### Your objective
Repeat each line of the material exactly.
---+---
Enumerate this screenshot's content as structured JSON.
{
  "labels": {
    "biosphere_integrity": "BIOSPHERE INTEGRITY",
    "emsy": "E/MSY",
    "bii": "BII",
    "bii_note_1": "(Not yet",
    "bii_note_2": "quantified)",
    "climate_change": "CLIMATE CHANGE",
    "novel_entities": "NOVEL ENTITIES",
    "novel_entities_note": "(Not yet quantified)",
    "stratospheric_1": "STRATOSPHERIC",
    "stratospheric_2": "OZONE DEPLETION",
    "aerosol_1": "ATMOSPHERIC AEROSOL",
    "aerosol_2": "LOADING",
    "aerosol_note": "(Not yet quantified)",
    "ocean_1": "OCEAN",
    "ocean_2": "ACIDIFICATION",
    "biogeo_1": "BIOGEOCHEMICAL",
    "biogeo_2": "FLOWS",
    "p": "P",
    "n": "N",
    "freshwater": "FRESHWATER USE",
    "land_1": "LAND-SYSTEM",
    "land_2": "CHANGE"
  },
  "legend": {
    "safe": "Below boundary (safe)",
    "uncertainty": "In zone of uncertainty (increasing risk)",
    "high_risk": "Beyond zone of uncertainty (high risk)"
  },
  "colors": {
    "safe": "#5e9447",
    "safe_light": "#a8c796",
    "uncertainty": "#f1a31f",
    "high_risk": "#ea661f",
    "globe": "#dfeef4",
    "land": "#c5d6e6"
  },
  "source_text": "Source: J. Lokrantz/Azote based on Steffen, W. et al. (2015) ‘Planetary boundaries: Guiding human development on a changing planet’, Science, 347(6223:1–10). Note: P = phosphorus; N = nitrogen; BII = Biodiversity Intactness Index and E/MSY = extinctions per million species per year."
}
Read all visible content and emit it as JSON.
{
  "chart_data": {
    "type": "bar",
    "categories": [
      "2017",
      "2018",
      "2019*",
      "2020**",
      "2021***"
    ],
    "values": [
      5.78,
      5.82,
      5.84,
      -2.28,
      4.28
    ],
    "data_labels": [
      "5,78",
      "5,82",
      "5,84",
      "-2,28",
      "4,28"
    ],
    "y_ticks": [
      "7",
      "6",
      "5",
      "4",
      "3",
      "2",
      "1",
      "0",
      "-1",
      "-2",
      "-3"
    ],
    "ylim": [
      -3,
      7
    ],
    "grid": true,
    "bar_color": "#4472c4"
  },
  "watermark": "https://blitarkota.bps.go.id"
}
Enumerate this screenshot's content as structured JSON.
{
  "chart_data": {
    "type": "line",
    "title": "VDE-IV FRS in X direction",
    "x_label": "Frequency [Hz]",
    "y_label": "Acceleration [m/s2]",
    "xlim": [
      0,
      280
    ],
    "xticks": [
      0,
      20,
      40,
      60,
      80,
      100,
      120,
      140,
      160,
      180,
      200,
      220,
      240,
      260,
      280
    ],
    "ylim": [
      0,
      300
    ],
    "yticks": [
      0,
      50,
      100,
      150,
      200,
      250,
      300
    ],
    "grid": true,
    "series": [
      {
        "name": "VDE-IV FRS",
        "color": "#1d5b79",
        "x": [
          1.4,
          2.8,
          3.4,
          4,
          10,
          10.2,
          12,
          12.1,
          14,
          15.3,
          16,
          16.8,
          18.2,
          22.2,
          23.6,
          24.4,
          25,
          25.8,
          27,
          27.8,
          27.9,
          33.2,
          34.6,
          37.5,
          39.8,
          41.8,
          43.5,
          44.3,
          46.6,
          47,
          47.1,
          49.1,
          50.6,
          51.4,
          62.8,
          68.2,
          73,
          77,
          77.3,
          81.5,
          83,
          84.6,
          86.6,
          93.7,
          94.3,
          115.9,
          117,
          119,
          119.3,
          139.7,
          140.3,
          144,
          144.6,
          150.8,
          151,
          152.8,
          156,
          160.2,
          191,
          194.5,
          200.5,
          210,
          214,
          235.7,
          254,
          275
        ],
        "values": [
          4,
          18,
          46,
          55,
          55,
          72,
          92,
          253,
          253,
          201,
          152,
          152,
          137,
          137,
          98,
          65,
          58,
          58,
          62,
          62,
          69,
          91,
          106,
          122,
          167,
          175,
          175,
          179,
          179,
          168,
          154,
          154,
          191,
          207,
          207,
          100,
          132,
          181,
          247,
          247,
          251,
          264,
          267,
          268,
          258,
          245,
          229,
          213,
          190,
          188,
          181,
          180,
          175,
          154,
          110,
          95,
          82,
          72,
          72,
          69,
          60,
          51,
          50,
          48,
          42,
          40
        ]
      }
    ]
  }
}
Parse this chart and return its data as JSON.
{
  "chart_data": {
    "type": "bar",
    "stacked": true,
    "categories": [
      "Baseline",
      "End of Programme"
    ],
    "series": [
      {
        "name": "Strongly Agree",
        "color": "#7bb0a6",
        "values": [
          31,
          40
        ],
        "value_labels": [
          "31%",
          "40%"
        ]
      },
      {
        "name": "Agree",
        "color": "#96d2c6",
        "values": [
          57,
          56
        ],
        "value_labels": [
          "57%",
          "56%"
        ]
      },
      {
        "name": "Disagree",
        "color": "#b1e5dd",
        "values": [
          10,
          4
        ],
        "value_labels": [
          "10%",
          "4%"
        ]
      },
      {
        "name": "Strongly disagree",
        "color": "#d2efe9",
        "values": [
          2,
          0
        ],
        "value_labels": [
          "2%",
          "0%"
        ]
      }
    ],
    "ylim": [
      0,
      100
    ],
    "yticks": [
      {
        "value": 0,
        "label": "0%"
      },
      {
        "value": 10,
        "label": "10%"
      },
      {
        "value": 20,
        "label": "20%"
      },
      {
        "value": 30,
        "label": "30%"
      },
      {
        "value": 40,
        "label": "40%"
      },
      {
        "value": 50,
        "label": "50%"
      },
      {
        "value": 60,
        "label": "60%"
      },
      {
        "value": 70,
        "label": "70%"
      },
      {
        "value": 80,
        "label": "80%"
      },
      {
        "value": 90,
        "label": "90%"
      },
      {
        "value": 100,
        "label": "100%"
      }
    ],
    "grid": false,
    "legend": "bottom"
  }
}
---+---
### Written response
Enumerate this screenshot's content as structured JSON.
{
  "labels": {
    "biosphere_integrity": "BIOSPHERE INTEGRITY",
    "emsy": "E/MSY",
    "bii": "BII",
    "bii_note_1": "(Not yet",
    "bii_note_2": "quantified)",
    "climate_change": "CLIMATE CHANGE",
    "novel_entities": "NOVEL ENTITIES",
    "novel_entities_note": "(Not yet quantified)",
    "stratospheric_1": "STRATOSPHERIC",
    "stratospheric_2": "OZONE DEPLETION",
    "aerosol_1": "ATMOSPHERIC AEROSOL",
    "aerosol_2": "LOADING",
    "aerosol_note": "(Not yet quantified)",
    "ocean_1": "OCEAN",
    "ocean_2": "ACIDIFICATION",
    "biogeo_1": "BIOGEOCHEMICAL",
    "biogeo_2": "FLOWS",
    "p": "P",
    "n": "N",
    "freshwater": "FRESHWATER USE",
    "land_1": "LAND-SYSTEM",
    "land_2": "CHANGE"
  },
  "legend": {
    "safe": "Below boundary (safe)",
    "uncertainty": "In zone of uncertainty (increasing risk)",
    "high_risk": "Beyond zone of uncertainty (high risk)"
  },
  "colors": {
    "safe": "#5e9447",
    "safe_light": "#a8c796",
    "uncertainty": "#f1a31f",
    "high_risk": "#ea661f",
    "globe": "#dfeef4",
    "land": "#c5d6e6"
  },
  "source_text": "Source: J. Lokrantz/Azote based on Steffen, W. et al. (2015) ‘Planetary boundaries: Guiding human development on a changing planet’, Science, 347(6223:1–10). Note: P = phosphorus; N = nitrogen; BII = Biodiversity Intactness Index and E/MSY = extinctions per million species per year."
}
Read all visible content and emit it as JSON.
{
  "chart_data": {
    "type": "bar",
    "categories": [
      "2017",
      "2018",
      "2019*",
      "2020**",
      "2021***"
    ],
    "values": [
      5.78,
      5.82,
      5.84,
      -2.28,
      4.28
    ],
    "data_labels": [
      "5,78",
      "5,82",
      "5,84",
      "-2,28",
      "4,28"
    ],
    "y_ticks": [
      "7",
      "6",
      "5",
      "4",
      "3",
      "2",
      "1",
      "0",
      "-1",
      "-2",
      "-3"
    ],
    "ylim": [
      -3,
      7
    ],
    "grid": true,
    "bar_color": "#4472c4"
  },
  "watermark": "https://blitarkota.bps.go.id"
}
Enumerate this screenshot's content as structured JSON.
{
  "chart_data": {
    "type": "line",
    "title": "VDE-IV FRS in X direction",
    "x_label": "Frequency [Hz]",
    "y_label": "Acceleration [m/s2]",
    "xlim": [
      0,
      280
    ],
    "xticks": [
      0,
      20,
      40,
      60,
      80,
      100,
      120,
      140,
      160,
      180,
      200,
      220,
      240,
      260,
      280
    ],
    "ylim": [
      0,
      300
    ],
    "yticks": [
      0,
      50,
      100,
      150,
      200,
      250,
      300
    ],
    "grid": true,
    "series": [
      {
        "name": "VDE-IV FRS",
        "color": "#1d5b79",
        "x": [
          1.4,
          2.8,
          3.4,
          4,
          10,
          10.2,
          12,
          12.1,
          14,
          15.3,
          16,
          16.8,
          18.2,
          22.2,
          23.6,
          24.4,
          25,
          25.8,
          27,
          27.8,
          27.9,
          33.2,
          34.6,
          37.5,
          39.8,
          41.8,
          43.5,
          44.3,
          46.6,
          47,
          47.1,
          49.1,
          50.6,
          51.4,
          62.8,
          68.2,
          73,
          77,
          77.3,
          81.5,
          83,
          84.6,
          86.6,
          93.7,
          94.3,
          115.9,
          117,
          119,
          119.3,
          139.7,
          140.3,
          144,
          144.6,
          150.8,
          151,
          152.8,
          156,
          160.2,
          191,
          194.5,
          200.5,
          210,
          214,
          235.7,
          254,
          275
        ],
        "values": [
          4,
          18,
          46,
          55,
          55,
          72,
          92,
          253,
          253,
          201,
          152,
          152,
          137,
          137,
          98,
          65,
          58,
          58,
          62,
          62,
          69,
          91,
          106,
          122,
          167,
          175,
          175,
          179,
          179,
          168,
          154,
          154,
          191,
          207,
          207,
          100,
          132,
          181,
          247,
          247,
          251,
          264,
          267,
          268,
          258,
          245,
          229,
          213,
          190,
          188,
          181,
          180,
          175,
          154,
          110,
          95,
          82,
          72,
          72,
          69,
          60,
          51,
          50,
          48,
          42,
          40
        ]
      }
    ]
  }
}
Parse this chart and return its data as JSON.
{
  "chart_data": {
    "type": "bar",
    "stacked": true,
    "categories": [
      "Baseline",
      "End of Programme"
    ],
    "series": [
      {
        "name": "Strongly Agree",
        "color": "#7bb0a6",
        "values": [
          31,
          40
        ],
        "value_labels": [
          "31%",
          "40%"
        ]
      },
      {
        "name": "Agree",
        "color": "#96d2c6",
        "values": [
          57,
          56
        ],
        "value_labels": [
          "57%",
          "56%"
        ]
      },
      {
        "name": "Disagree",
        "color": "#b1e5dd",
        "values": [
          10,
          4
        ],
        "value_labels": [
          "10%",
          "4%"
        ]
      },
      {
        "name": "Strongly disagree",
        "color": "#d2efe9",
        "values": [
          2,
          0
        ],
        "value_labels": [
          "2%",
          "0%"
        ]
      }
    ],
    "ylim": [
      0,
      100
    ],
    "yticks": [
      {
        "value": 0,
        "label": "0%"
      },
      {
        "value": 10,
        "label": "10%"
      },
      {
        "value": 20,
        "label": "20%"
      },
      {
        "value": 30,
        "label": "30%"
      },
      {
        "value": 40,
        "label": "40%"
      },
      {
        "value": 50,
        "label": "50%"
      },
      {
        "value": 60,
        "label": "60%"
      },
      {
        "value": 70,
        "label": "70%"
      },
      {
        "value": 80,
        "label": "80%"
      },
      {
        "value": 90,
        "label": "90%"
      },
      {
        "value": 100,
        "label": "100%"
      }
    ],
    "grid": false,
    "legend": "bottom"
  }
}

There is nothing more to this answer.